Exercise objective
Across the listing below, how many lines hold "troubleshoot"? Reply with the number by itself.

Dataset items:
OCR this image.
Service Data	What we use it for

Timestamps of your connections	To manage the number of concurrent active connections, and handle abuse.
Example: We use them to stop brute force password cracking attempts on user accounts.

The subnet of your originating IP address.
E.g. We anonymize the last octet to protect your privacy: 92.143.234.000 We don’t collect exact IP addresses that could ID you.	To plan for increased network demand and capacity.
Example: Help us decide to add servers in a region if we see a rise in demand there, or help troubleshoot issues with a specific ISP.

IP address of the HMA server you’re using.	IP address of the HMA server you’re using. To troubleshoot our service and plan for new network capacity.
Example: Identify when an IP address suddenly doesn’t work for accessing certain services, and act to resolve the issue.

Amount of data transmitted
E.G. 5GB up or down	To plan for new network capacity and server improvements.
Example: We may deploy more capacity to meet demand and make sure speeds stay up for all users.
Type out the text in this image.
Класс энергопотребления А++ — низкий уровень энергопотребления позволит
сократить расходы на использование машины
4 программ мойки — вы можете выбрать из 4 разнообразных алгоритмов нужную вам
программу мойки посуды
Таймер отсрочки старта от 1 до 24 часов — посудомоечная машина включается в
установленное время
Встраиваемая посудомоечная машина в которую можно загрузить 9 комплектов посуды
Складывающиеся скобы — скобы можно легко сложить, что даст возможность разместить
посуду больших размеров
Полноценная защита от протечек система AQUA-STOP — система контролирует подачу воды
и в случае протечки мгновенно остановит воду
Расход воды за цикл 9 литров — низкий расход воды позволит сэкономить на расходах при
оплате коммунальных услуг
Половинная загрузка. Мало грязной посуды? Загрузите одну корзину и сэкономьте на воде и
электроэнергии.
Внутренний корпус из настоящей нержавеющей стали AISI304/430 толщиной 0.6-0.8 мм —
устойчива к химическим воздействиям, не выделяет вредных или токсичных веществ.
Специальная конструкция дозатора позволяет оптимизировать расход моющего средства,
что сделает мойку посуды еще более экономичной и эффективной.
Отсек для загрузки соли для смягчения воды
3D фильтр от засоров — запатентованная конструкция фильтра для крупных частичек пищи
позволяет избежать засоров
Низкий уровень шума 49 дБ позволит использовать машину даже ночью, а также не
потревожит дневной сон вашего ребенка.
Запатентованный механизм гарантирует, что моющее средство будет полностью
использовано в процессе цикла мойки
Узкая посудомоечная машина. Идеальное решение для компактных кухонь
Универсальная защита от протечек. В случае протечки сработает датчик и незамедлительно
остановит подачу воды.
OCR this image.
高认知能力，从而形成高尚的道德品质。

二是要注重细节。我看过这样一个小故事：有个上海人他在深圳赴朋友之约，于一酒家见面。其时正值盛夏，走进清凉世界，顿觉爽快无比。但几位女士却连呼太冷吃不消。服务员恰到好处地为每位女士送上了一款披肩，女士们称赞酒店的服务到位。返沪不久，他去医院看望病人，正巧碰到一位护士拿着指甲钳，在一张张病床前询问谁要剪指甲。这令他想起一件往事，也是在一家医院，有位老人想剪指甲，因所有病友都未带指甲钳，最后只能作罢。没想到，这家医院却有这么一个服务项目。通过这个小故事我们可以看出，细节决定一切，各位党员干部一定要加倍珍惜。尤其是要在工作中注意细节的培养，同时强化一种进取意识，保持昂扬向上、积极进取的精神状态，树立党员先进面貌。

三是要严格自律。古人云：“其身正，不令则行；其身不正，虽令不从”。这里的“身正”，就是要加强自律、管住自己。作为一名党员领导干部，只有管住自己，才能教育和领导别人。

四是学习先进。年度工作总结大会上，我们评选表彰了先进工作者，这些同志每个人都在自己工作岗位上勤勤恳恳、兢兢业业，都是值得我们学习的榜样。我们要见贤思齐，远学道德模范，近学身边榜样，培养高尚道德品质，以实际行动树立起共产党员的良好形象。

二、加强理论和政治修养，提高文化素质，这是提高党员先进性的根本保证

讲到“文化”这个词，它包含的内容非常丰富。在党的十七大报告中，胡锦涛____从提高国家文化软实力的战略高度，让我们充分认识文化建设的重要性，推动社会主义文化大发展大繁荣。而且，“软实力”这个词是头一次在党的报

Written answer
2